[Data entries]
========================

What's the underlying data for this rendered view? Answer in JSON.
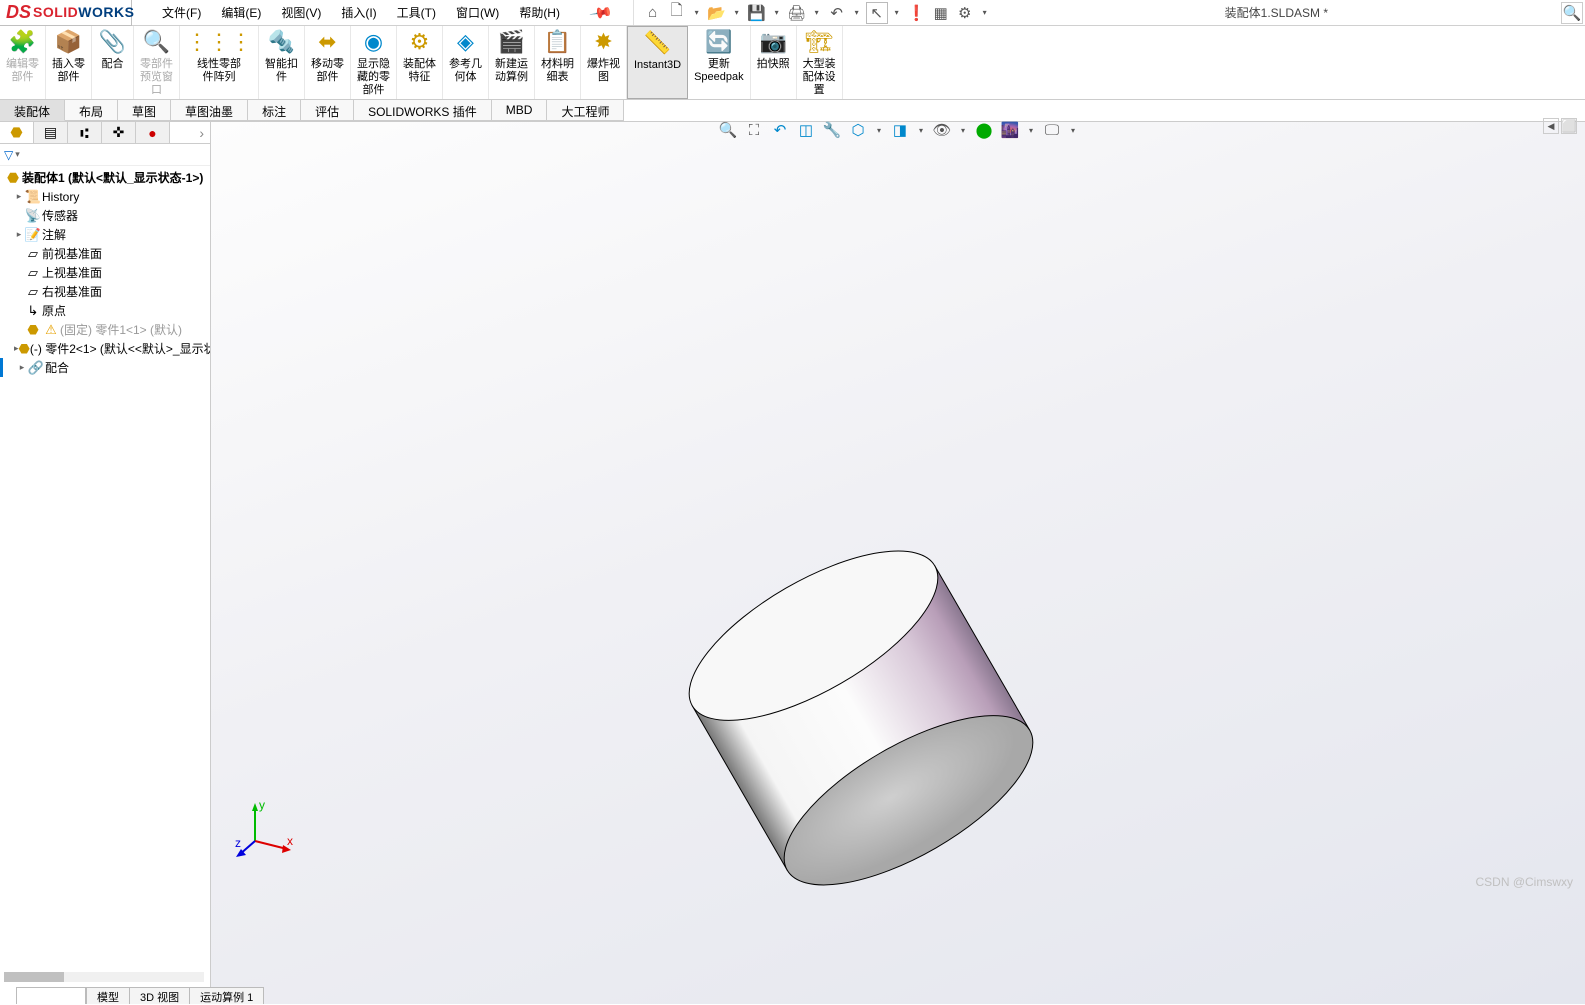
{
  "app": {
    "title": "装配体1.SLDASM *",
    "logo_solid": "SOLID",
    "logo_works": "WORKS"
  },
  "menu": [
    "文件(F)",
    "编辑(E)",
    "视图(V)",
    "插入(I)",
    "工具(T)",
    "窗口(W)",
    "帮助(H)"
  ],
  "ribbon": [
    {
      "label": "编辑零\n部件",
      "icon": "🧩",
      "dim": true
    },
    {
      "label": "插入零\n部件",
      "icon": "📦"
    },
    {
      "label": "配合",
      "icon": "📎"
    },
    {
      "label": "零部件\n预览窗\n口",
      "icon": "🔍",
      "dim": true
    },
    {
      "label": "线性零部\n件阵列",
      "icon": "⋮⋮"
    },
    {
      "label": "智能扣\n件",
      "icon": "🔩"
    },
    {
      "label": "移动零\n部件",
      "icon": "↔"
    },
    {
      "label": "显示隐\n藏的零\n部件",
      "icon": "👁"
    },
    {
      "label": "装配体\n特征",
      "icon": "⚙"
    },
    {
      "label": "参考几\n何体",
      "icon": "◆"
    },
    {
      "label": "新建运\n动算例",
      "icon": "🎬"
    },
    {
      "label": "材料明\n细表",
      "icon": "📋"
    },
    {
      "label": "爆炸视\n图",
      "icon": "💥"
    },
    {
      "label": "Instant3D",
      "icon": "📐",
      "active": true
    },
    {
      "label": "更新\nSpeedpak",
      "icon": "🔄"
    },
    {
      "label": "拍快照",
      "icon": "📷"
    },
    {
      "label": "大型装\n配体设\n置",
      "icon": "🏗"
    }
  ],
  "tabs": [
    "装配体",
    "布局",
    "草图",
    "草图油墨",
    "标注",
    "评估",
    "SOLIDWORKS 插件",
    "MBD",
    "大工程师"
  ],
  "active_tab": 0,
  "tree": {
    "root": "装配体1 (默认<默认_显示状态-1>)",
    "items": [
      {
        "label": "History",
        "icon": "📜",
        "expand": true
      },
      {
        "label": "传感器",
        "icon": "📡"
      },
      {
        "label": "注解",
        "icon": "📝",
        "expand": true
      },
      {
        "label": "前视基准面",
        "icon": "▱"
      },
      {
        "label": "上视基准面",
        "icon": "▱"
      },
      {
        "label": "右视基准面",
        "icon": "▱"
      },
      {
        "label": "原点",
        "icon": "↳"
      },
      {
        "label": "(固定) 零件1<1> (默认)",
        "icon": "⚠",
        "dim": true
      },
      {
        "label": "(-) 零件2<1> (默认<<默认>_显示状",
        "icon": "🟡",
        "expand": true
      },
      {
        "label": "配合",
        "icon": "🔗",
        "expand": true
      }
    ]
  },
  "bottom_tabs": [
    "模型",
    "3D 视图",
    "运动算例 1"
  ],
  "watermark": "CSDN @Cimswxy",
  "triad": {
    "x": "x",
    "y": "y",
    "z": "z"
  }
}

========================

#### TASK:
Pictures stay out; reproduce every line of the records exactly.

#### RESULT FOR THIS TASK:
What's the underlying data for this rendered view? Answer in JSON.
{
  "app": {
    "title": "装配体1.SLDASM *",
    "logo_solid": "SOLID",
    "logo_works": "WORKS"
  },
  "menu": [
    "文件(F)",
    "编辑(E)",
    "视图(V)",
    "插入(I)",
    "工具(T)",
    "窗口(W)",
    "帮助(H)"
  ],
  "ribbon": [
    {
      "label": "编辑零\n部件",
      "icon": "🧩",
      "dim": true
    },
    {
      "label": "插入零\n部件",
      "icon": "📦"
    },
    {
      "label": "配合",
      "icon": "📎"
    },
    {
      "label": "零部件\n预览窗\n口",
      "icon": "🔍",
      "dim": true
    },
    {
      "label": "线性零部\n件阵列",
      "icon": "⋮⋮"
    },
    {
      "label": "智能扣\n件",
      "icon": "🔩"
    },
    {
      "label": "移动零\n部件",
      "icon": "↔"
    },
    {
      "label": "显示隐\n藏的零\n部件",
      "icon": "👁"
    },
    {
      "label": "装配体\n特征",
      "icon": "⚙"
    },
    {
      "label": "参考几\n何体",
      "icon": "◆"
    },
    {
      "label": "新建运\n动算例",
      "icon": "🎬"
    },
    {
      "label": "材料明\n细表",
      "icon": "📋"
    },
    {
      "label": "爆炸视\n图",
      "icon": "💥"
    },
    {
      "label": "Instant3D",
      "icon": "📐",
      "active": true
    },
    {
      "label": "更新\nSpeedpak",
      "icon": "🔄"
    },
    {
      "label": "拍快照",
      "icon": "📷"
    },
    {
      "label": "大型装\n配体设\n置",
      "icon": "🏗"
    }
  ],
  "tabs": [
    "装配体",
    "布局",
    "草图",
    "草图油墨",
    "标注",
    "评估",
    "SOLIDWORKS 插件",
    "MBD",
    "大工程师"
  ],
  "active_tab": 0,
  "tree": {
    "root": "装配体1 (默认<默认_显示状态-1>)",
    "items": [
      {
        "label": "History",
        "icon": "📜",
        "expand": true
      },
      {
        "label": "传感器",
        "icon": "📡"
      },
      {
        "label": "注解",
        "icon": "📝",
        "expand": true
      },
      {
        "label": "前视基准面",
        "icon": "▱"
      },
      {
        "label": "上视基准面",
        "icon": "▱"
      },
      {
        "label": "右视基准面",
        "icon": "▱"
      },
      {
        "label": "原点",
        "icon": "↳"
      },
      {
        "label": "(固定) 零件1<1> (默认)",
        "icon": "⚠",
        "dim": true
      },
      {
        "label": "(-) 零件2<1> (默认<<默认>_显示状",
        "icon": "🟡",
        "expand": true
      },
      {
        "label": "配合",
        "icon": "🔗",
        "expand": true
      }
    ]
  },
  "bottom_tabs": [
    "模型",
    "3D 视图",
    "运动算例 1"
  ],
  "watermark": "CSDN @Cimswxy",
  "triad": {
    "x": "x",
    "y": "y",
    "z": "z"
  }
}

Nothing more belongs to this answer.